** To do **
Below are the records; pull every line that includes "attempting".

** Data lines **
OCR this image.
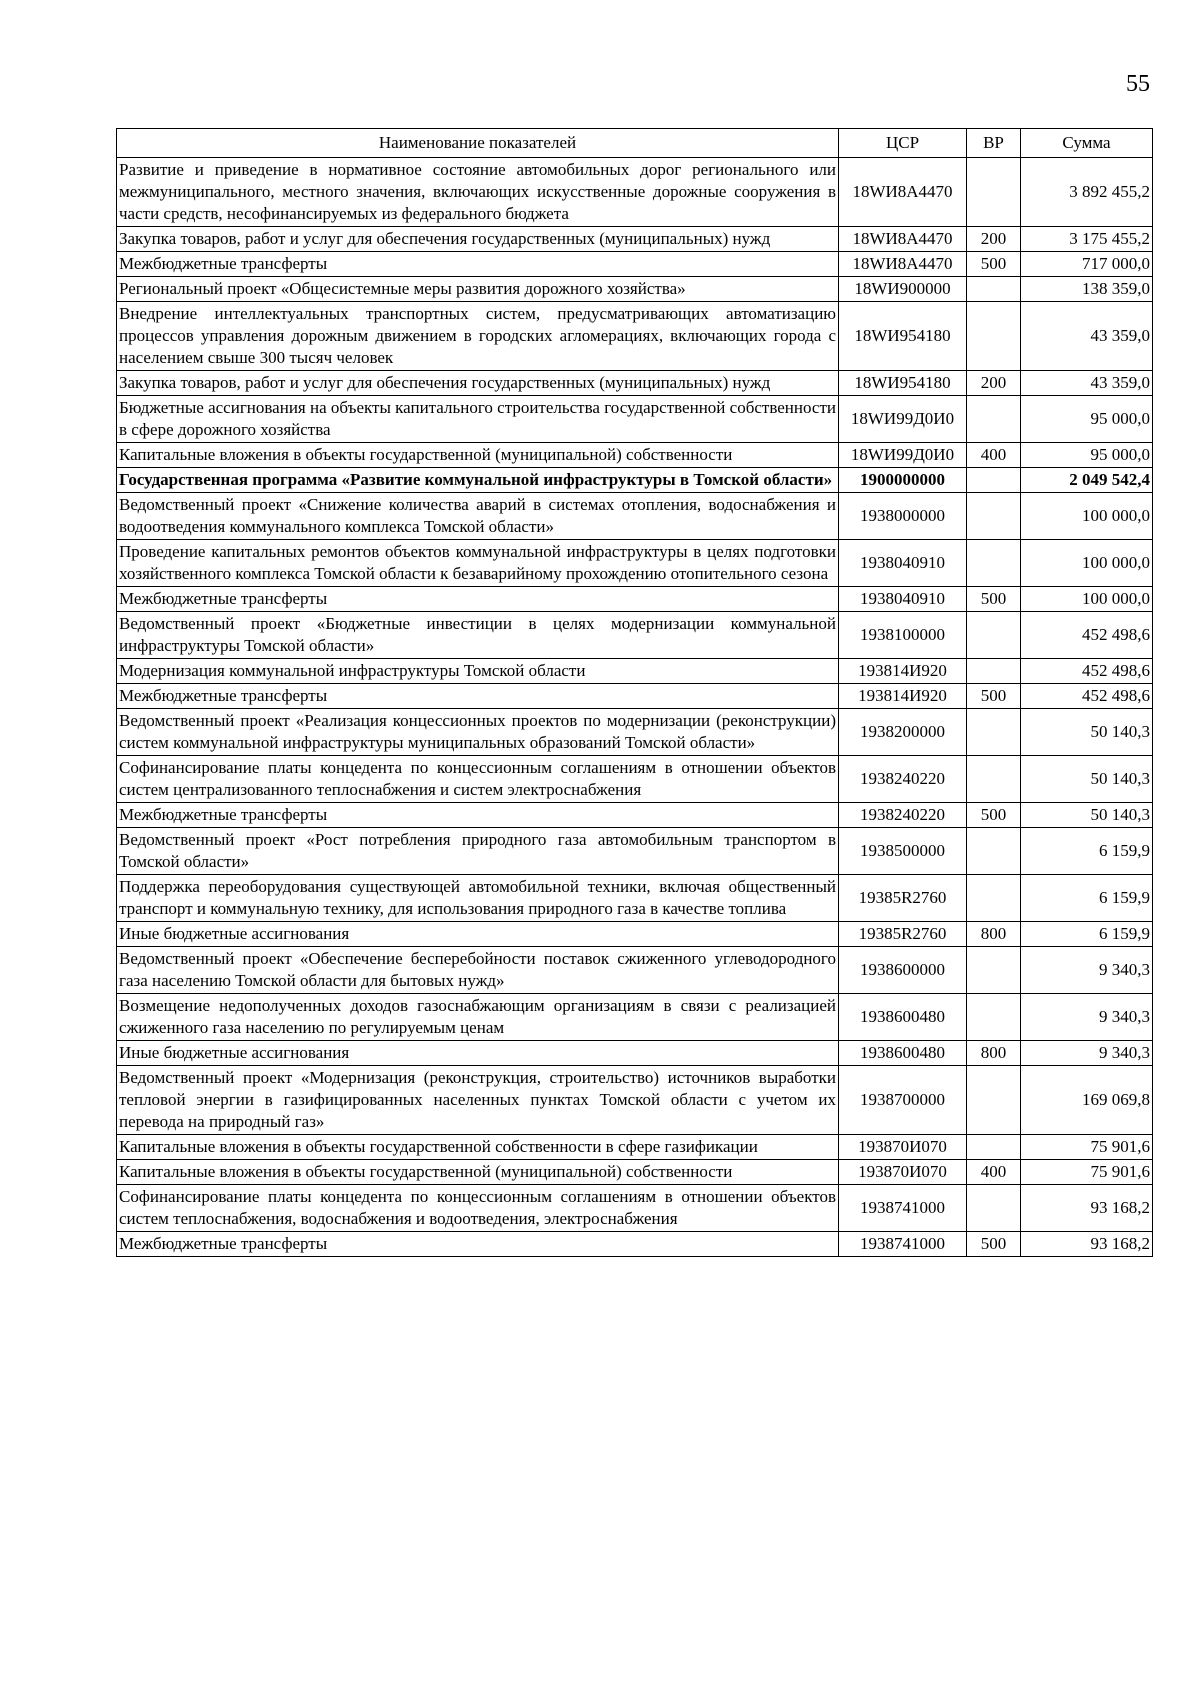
55
Наименование показателей	ЦСР	ВР	Сумма
Развитие и приведение в нормативное состояние автомобильных дорог регионального или межмуниципального, местного значения, включающих искусственные дорожные сооружения в части средств, несофинансируемых из федерального бюджета	18WИ8А4470		3 892 455,2
Закупка товаров, работ и услуг для обеспечения государственных (муниципальных) нужд	18WИ8А4470	200	3 175 455,2
Межбюджетные трансферты	18WИ8А4470	500	717 000,0
Региональный проект «Общесистемные меры развития дорожного хозяйства»	18WИ900000		138 359,0
Внедрение интеллектуальных транспортных систем, предусматривающих автоматизацию процессов управления дорожным движением в городских агломерациях, включающих города с населением свыше 300 тысяч человек	18WИ954180		43 359,0
Закупка товаров, работ и услуг для обеспечения государственных (муниципальных) нужд	18WИ954180	200	43 359,0
Бюджетные ассигнования на объекты капитального строительства государственной собственности в сфере дорожного хозяйства	18WИ99Д0И0		95 000,0
Капитальные вложения в объекты государственной (муниципальной) собственности	18WИ99Д0И0	400	95 000,0
Государственная программа «Развитие коммунальной инфраструктуры в Томской области»	1900000000		2 049 542,4
Ведомственный проект «Снижение количества аварий в системах отопления, водоснабжения и водоотведения коммунального комплекса Томской области»	1938000000		100 000,0
Проведение капитальных ремонтов объектов коммунальной инфраструктуры в целях подготовки хозяйственного комплекса Томской области к безаварийному прохождению отопительного сезона	1938040910		100 000,0
Межбюджетные трансферты	1938040910	500	100 000,0
Ведомственный проект «Бюджетные инвестиции в целях модернизации коммунальной инфраструктуры Томской области»	1938100000		452 498,6
Модернизация коммунальной инфраструктуры Томской области	193814И920		452 498,6
Межбюджетные трансферты	193814И920	500	452 498,6
Ведомственный проект «Реализация концессионных проектов по модернизации (реконструкции) систем коммунальной инфраструктуры муниципальных образований Томской области»	1938200000		50 140,3
Софинансирование платы концедента по концессионным соглашениям в отношении объектов систем централизованного теплоснабжения и систем электроснабжения	1938240220		50 140,3
Межбюджетные трансферты	1938240220	500	50 140,3
Ведомственный проект «Рост потребления природного газа автомобильным транспортом в Томской области»	1938500000		6 159,9
Поддержка переоборудования существующей автомобильной техники, включая общественный транспорт и коммунальную технику, для использования природного газа в качестве топлива	19385R2760		6 159,9
Иные бюджетные ассигнования	19385R2760	800	6 159,9
Ведомственный проект «Обеспечение бесперебойности поставок сжиженного углеводородного газа населению Томской области для бытовых нужд»	1938600000		9 340,3
Возмещение недополученных доходов газоснабжающим организациям в связи с реализацией сжиженного газа населению по регулируемым ценам	1938600480		9 340,3
Иные бюджетные ассигнования	1938600480	800	9 340,3
Ведомственный проект «Модернизация (реконструкция, строительство) источников выработки тепловой энергии в газифицированных населенных пунктах Томской области с учетом их перевода на природный газ»	1938700000		169 069,8
Капитальные вложения в объекты государственной собственности в сфере газификации	193870И070		75 901,6
Капитальные вложения в объекты государственной (муниципальной) собственности	193870И070	400	75 901,6
Софинансирование платы концедента по концессионным соглашениям в отношении объектов систем теплоснабжения, водоснабжения и водоотведения, электроснабжения	1938741000		93 168,2
Межбюджетные трансферты	1938741000	500	93 168,2
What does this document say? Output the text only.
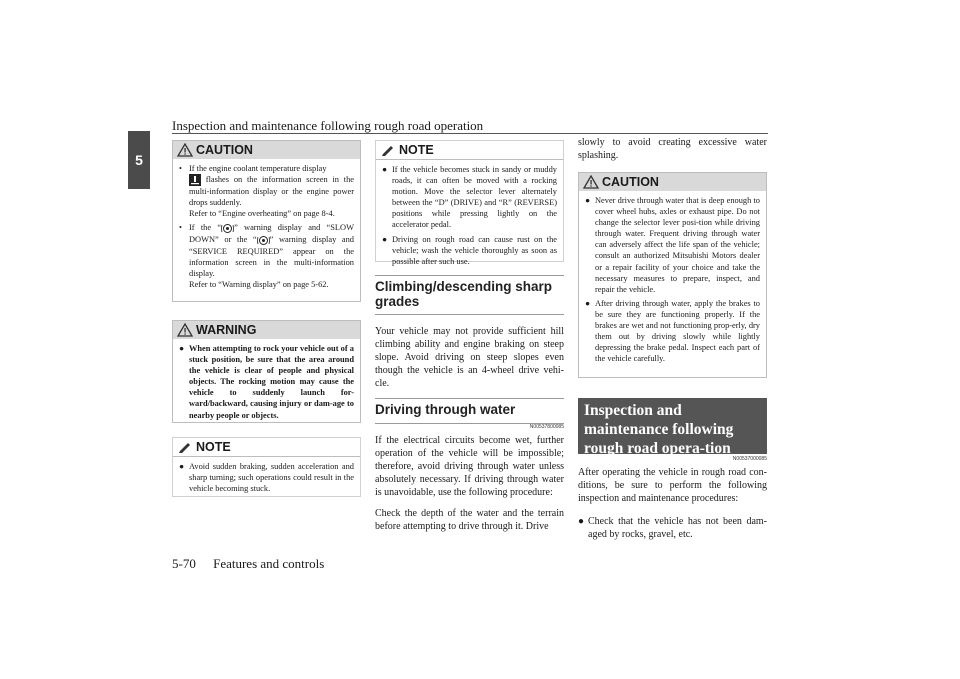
Inspection and maintenance following rough road operation
5
CAUTION
• If the engine coolant temperature display
flashes on the information screen in the multi-information display or the engine power drops suddenly.
Refer to “Engine overheating” on page 8-4.
• If the “ ” warning display and “SLOW DOWN” or the “ ” warning display and “SERVICE REQUIRED” appear on the information screen in the multi-information display.
Refer to “Warning display” on page 5-62.
WARNING
● When attempting to rock your vehicle out of a stuck position, be sure that the area around the vehicle is clear of people and physical objects. The rocking motion may cause the vehicle to suddenly launch for-ward/backward, causing injury or dam-age to nearby people or objects.
NOTE
● Avoid sudden braking, sudden acceleration and sharp turning; such operations could result in the vehicle becoming stuck.
NOTE
● If the vehicle becomes stuck in sandy or muddy roads, it can often be moved with a rocking motion. Move the selector lever alternately between the “D” (DRIVE) and “R” (REVERSE) positions while pressing lightly on the accelerator pedal.
● Driving on rough road can cause rust on the vehicle; wash the vehicle thoroughly as soon as possible after such use.
Climbing/descending sharp grades
Your vehicle may not provide sufficient hill climbing ability and engine braking on steep slope. Avoid driving on steep slopes even though the vehicle is an 4-wheel drive vehi-cle.
Driving through water
N00537800085
If the electrical circuits become wet, further operation of the vehicle will be impossible; therefore, avoid driving through water unless absolutely necessary. If driving through water is unavoidable, use the following procedure:
Check the depth of the water and the terrain before attempting to drive through it. Drive
slowly to avoid creating excessive water splashing.
CAUTION
● Never drive through water that is deep enough to cover wheel hubs, axles or exhaust pipe. Do not change the selector lever posi-tion while driving through water. Frequent driving through water can adversely affect the life span of the vehicle; consult an authorized Mitsubishi Motors dealer or a repair facility of your choice and take the necessary measures to prepare, inspect, and repair the vehicle.
● After driving through water, apply the brakes to be sure they are functioning properly. If the brakes are wet and not functioning prop-erly, dry them out by driving slowly while lightly depressing the brake pedal. Inspect each part of the vehicle carefully.
Inspection and maintenance following rough road opera-tion
N00537000085
After operating the vehicle in rough road con-ditions, be sure to perform the following inspection and maintenance procedures:
● Check that the vehicle has not been dam-aged by rocks, gravel, etc.
5-70 Features and controls
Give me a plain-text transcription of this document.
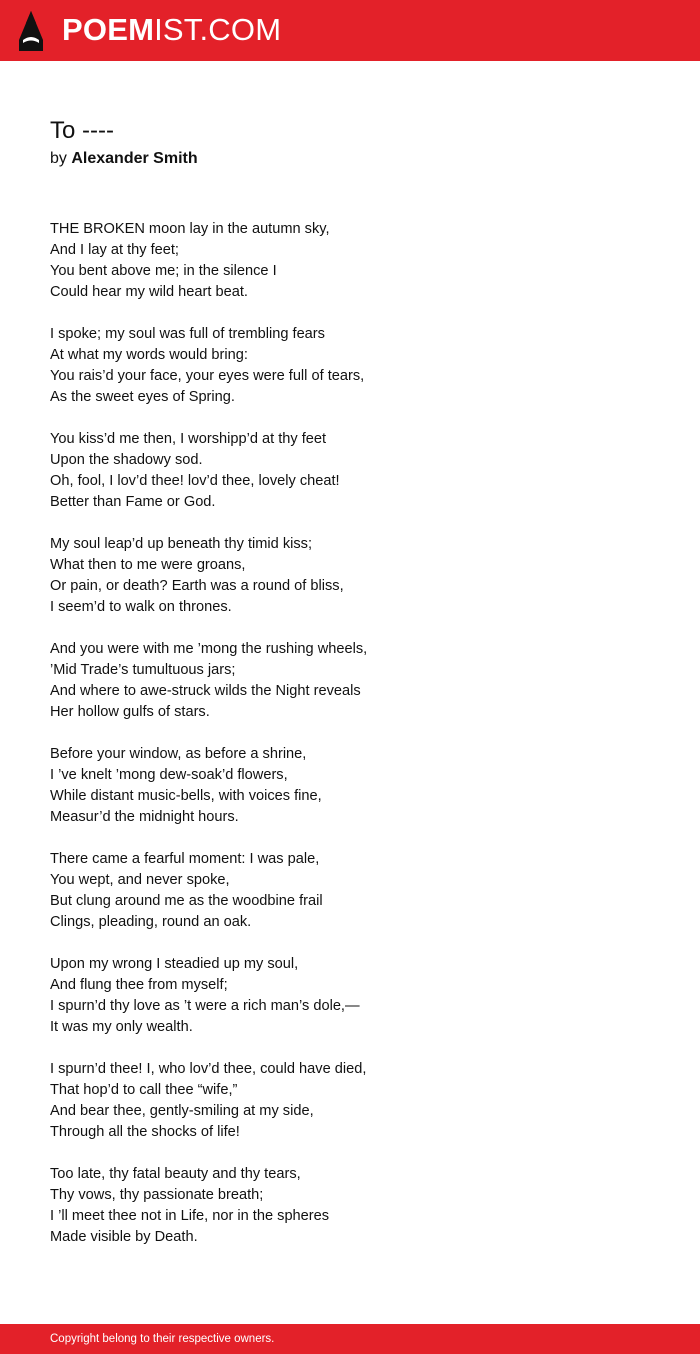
POEMIST.COM
To ----
by Alexander Smith
THE BROKEN moon lay in the autumn sky,
And I lay at thy feet;
You bent above me; in the silence I
Could hear my wild heart beat.
I spoke; my soul was full of trembling fears
At what my words would bring:
You rais’d your face, your eyes were full of tears,
As the sweet eyes of Spring.
You kiss’d me then, I worshipp’d at thy feet
Upon the shadowy sod.
Oh, fool, I lov’d thee! lov’d thee, lovely cheat!
Better than Fame or God.
My soul leap’d up beneath thy timid kiss;
What then to me were groans,
Or pain, or death? Earth was a round of bliss,
I seem’d to walk on thrones.
And you were with me ’mong the rushing wheels,
’Mid Trade’s tumultuous jars;
And where to awe-struck wilds the Night reveals
Her hollow gulfs of stars.
Before your window, as before a shrine,
I ’ve knelt ’mong dew-soak’d flowers,
While distant music-bells, with voices fine,
Measur’d the midnight hours.
There came a fearful moment: I was pale,
You wept, and never spoke,
But clung around me as the woodbine frail
Clings, pleading, round an oak.
Upon my wrong I steadied up my soul,
And flung thee from myself;
I spurn’d thy love as ’t were a rich man’s dole,—
It was my only wealth.
I spurn’d thee! I, who lov’d thee, could have died,
That hop’d to call thee “wife,”
And bear thee, gently-smiling at my side,
Through all the shocks of life!
Too late, thy fatal beauty and thy tears,
Thy vows, thy passionate breath;
I ’ll meet thee not in Life, nor in the spheres
Made visible by Death.
Copyright belong to their respective owners.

** Result of this task **
● When attempting to rock your vehicle out of a stuck position, be sure that the area around the vehicle is clear of people and physical objects. The rocking motion may cause the vehicle to suddenly launch for-ward/backward, causing injury or dam-age to nearby people or objects.
Check the depth of the water and the terrain before attempting to drive through it. Drive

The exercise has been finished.